Task objective: Below you will find a set of lines. Repeat them all exactly.

Dataset rows:
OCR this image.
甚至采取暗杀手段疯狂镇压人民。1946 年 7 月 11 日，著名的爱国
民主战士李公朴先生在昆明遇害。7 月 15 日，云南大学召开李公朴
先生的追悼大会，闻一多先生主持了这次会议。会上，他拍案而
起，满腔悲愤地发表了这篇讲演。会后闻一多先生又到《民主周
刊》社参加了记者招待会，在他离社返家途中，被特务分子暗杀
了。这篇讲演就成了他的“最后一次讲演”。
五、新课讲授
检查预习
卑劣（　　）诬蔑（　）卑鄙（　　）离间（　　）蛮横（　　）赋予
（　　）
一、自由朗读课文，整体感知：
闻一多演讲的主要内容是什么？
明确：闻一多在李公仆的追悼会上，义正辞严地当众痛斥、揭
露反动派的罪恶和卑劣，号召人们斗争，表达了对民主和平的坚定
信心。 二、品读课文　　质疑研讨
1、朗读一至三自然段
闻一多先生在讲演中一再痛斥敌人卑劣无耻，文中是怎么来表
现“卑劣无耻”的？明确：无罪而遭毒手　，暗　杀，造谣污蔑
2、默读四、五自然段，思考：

Problem solution:
OCR this image.
甚至采取暗杀手段疯狂镇压人民。1946 年 7 月 11 日，著名的爱国
民主战士李公朴先生在昆明遇害。7 月 15 日，云南大学召开李公朴
先生的追悼大会，闻一多先生主持了这次会议。会上，他拍案而
起，满腔悲愤地发表了这篇讲演。会后闻一多先生又到《民主周
刊》社参加了记者招待会，在他离社返家途中，被特务分子暗杀
了。这篇讲演就成了他的“最后一次讲演”。
五、新课讲授
检查预习
卑劣（　　）诬蔑（　）卑鄙（　　）离间（　　）蛮横（　　）赋予
（　　）
一、自由朗读课文，整体感知：
闻一多演讲的主要内容是什么？
明确：闻一多在李公仆的追悼会上，义正辞严地当众痛斥、揭
露反动派的罪恶和卑劣，号召人们斗争，表达了对民主和平的坚定
信心。 二、品读课文　　质疑研讨
1、朗读一至三自然段
闻一多先生在讲演中一再痛斥敌人卑劣无耻，文中是怎么来表
现“卑劣无耻”的？明确：无罪而遭毒手　，暗　杀，造谣污蔑
2、默读四、五自然段，思考：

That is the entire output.